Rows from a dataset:

· · · · ·

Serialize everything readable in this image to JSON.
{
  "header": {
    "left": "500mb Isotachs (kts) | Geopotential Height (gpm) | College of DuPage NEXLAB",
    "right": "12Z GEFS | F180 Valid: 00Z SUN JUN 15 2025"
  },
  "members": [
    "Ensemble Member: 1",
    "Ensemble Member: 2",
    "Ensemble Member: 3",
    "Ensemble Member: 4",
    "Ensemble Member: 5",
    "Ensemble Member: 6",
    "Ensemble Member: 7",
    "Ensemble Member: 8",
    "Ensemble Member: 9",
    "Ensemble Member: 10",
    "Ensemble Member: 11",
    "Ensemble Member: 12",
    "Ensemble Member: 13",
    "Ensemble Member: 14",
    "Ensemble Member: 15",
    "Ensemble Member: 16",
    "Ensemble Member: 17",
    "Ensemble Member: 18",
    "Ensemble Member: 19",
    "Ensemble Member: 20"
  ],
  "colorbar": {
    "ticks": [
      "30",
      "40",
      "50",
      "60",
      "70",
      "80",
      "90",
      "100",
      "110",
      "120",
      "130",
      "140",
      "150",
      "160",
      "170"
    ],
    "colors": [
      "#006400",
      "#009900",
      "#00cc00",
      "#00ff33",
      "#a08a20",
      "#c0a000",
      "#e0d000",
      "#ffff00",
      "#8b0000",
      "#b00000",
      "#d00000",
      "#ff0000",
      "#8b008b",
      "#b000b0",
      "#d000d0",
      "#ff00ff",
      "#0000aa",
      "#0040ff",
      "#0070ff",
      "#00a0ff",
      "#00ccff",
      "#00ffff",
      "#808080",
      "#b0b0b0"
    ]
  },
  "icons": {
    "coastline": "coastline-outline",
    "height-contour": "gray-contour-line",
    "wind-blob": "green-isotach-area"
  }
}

· · · · ·

**Directive**.
Transcribe the full listing above without leaving anything out.

**Solution below**.
Serialize everything readable in this image to JSON.
{
  "header": {
    "left": "500mb Isotachs (kts) | Geopotential Height (gpm) | College of DuPage NEXLAB",
    "right": "12Z GEFS | F180 Valid: 00Z SUN JUN 15 2025"
  },
  "members": [
    "Ensemble Member: 1",
    "Ensemble Member: 2",
    "Ensemble Member: 3",
    "Ensemble Member: 4",
    "Ensemble Member: 5",
    "Ensemble Member: 6",
    "Ensemble Member: 7",
    "Ensemble Member: 8",
    "Ensemble Member: 9",
    "Ensemble Member: 10",
    "Ensemble Member: 11",
    "Ensemble Member: 12",
    "Ensemble Member: 13",
    "Ensemble Member: 14",
    "Ensemble Member: 15",
    "Ensemble Member: 16",
    "Ensemble Member: 17",
    "Ensemble Member: 18",
    "Ensemble Member: 19",
    "Ensemble Member: 20"
  ],
  "colorbar": {
    "ticks": [
      "30",
      "40",
      "50",
      "60",
      "70",
      "80",
      "90",
      "100",
      "110",
      "120",
      "130",
      "140",
      "150",
      "160",
      "170"
    ],
    "colors": [
      "#006400",
      "#009900",
      "#00cc00",
      "#00ff33",
      "#a08a20",
      "#c0a000",
      "#e0d000",
      "#ffff00",
      "#8b0000",
      "#b00000",
      "#d00000",
      "#ff0000",
      "#8b008b",
      "#b000b0",
      "#d000d0",
      "#ff00ff",
      "#0000aa",
      "#0040ff",
      "#0070ff",
      "#00a0ff",
      "#00ccff",
      "#00ffff",
      "#808080",
      "#b0b0b0"
    ]
  },
  "icons": {
    "coastline": "coastline-outline",
    "height-contour": "gray-contour-line",
    "wind-blob": "green-isotach-area"
  }
}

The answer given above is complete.